▸ **WORK REQUIRED**:
Please output the lines shown below exactly as they appear.

Stored data entries:
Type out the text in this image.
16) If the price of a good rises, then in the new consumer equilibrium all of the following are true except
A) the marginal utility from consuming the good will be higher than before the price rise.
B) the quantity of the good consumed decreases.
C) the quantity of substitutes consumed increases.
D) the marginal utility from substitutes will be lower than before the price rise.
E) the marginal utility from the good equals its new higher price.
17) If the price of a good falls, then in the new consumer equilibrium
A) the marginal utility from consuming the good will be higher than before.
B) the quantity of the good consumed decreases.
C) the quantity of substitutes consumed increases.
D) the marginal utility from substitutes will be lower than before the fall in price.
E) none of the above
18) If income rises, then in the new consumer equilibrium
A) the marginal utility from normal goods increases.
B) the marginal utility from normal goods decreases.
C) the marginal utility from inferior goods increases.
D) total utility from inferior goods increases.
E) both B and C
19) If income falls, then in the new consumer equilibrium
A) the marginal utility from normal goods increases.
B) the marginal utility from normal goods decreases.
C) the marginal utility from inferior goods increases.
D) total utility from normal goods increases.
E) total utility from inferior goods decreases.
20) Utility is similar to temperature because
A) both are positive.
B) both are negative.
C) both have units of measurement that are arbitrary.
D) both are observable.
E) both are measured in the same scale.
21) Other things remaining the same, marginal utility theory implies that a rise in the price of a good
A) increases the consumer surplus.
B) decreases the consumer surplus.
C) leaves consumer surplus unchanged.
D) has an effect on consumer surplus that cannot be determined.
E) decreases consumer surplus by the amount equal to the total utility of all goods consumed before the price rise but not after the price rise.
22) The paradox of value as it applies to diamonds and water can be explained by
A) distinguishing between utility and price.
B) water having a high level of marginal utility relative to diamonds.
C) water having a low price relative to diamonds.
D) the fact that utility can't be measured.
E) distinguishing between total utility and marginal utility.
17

▸ **WRITTEN SOLUTION**:
Type out the text in this image.
16) If the price of a good rises, then in the new consumer equilibrium all of the following are true except
A) the marginal utility from consuming the good will be higher than before the price rise.
B) the quantity of the good consumed decreases.
C) the quantity of substitutes consumed increases.
D) the marginal utility from substitutes will be lower than before the price rise.
E) the marginal utility from the good equals its new higher price.
17) If the price of a good falls, then in the new consumer equilibrium
A) the marginal utility from consuming the good will be higher than before.
B) the quantity of the good consumed decreases.
C) the quantity of substitutes consumed increases.
D) the marginal utility from substitutes will be lower than before the fall in price.
E) none of the above
18) If income rises, then in the new consumer equilibrium
A) the marginal utility from normal goods increases.
B) the marginal utility from normal goods decreases.
C) the marginal utility from inferior goods increases.
D) total utility from inferior goods increases.
E) both B and C
19) If income falls, then in the new consumer equilibrium
A) the marginal utility from normal goods increases.
B) the marginal utility from normal goods decreases.
C) the marginal utility from inferior goods increases.
D) total utility from normal goods increases.
E) total utility from inferior goods decreases.
20) Utility is similar to temperature because
A) both are positive.
B) both are negative.
C) both have units of measurement that are arbitrary.
D) both are observable.
E) both are measured in the same scale.
21) Other things remaining the same, marginal utility theory implies that a rise in the price of a good
A) increases the consumer surplus.
B) decreases the consumer surplus.
C) leaves consumer surplus unchanged.
D) has an effect on consumer surplus that cannot be determined.
E) decreases consumer surplus by the amount equal to the total utility of all goods consumed before the price rise but not after the price rise.
22) The paradox of value as it applies to diamonds and water can be explained by
A) distinguishing between utility and price.
B) water having a high level of marginal utility relative to diamonds.
C) water having a low price relative to diamonds.
D) the fact that utility can't be measured.
E) distinguishing between total utility and marginal utility.
17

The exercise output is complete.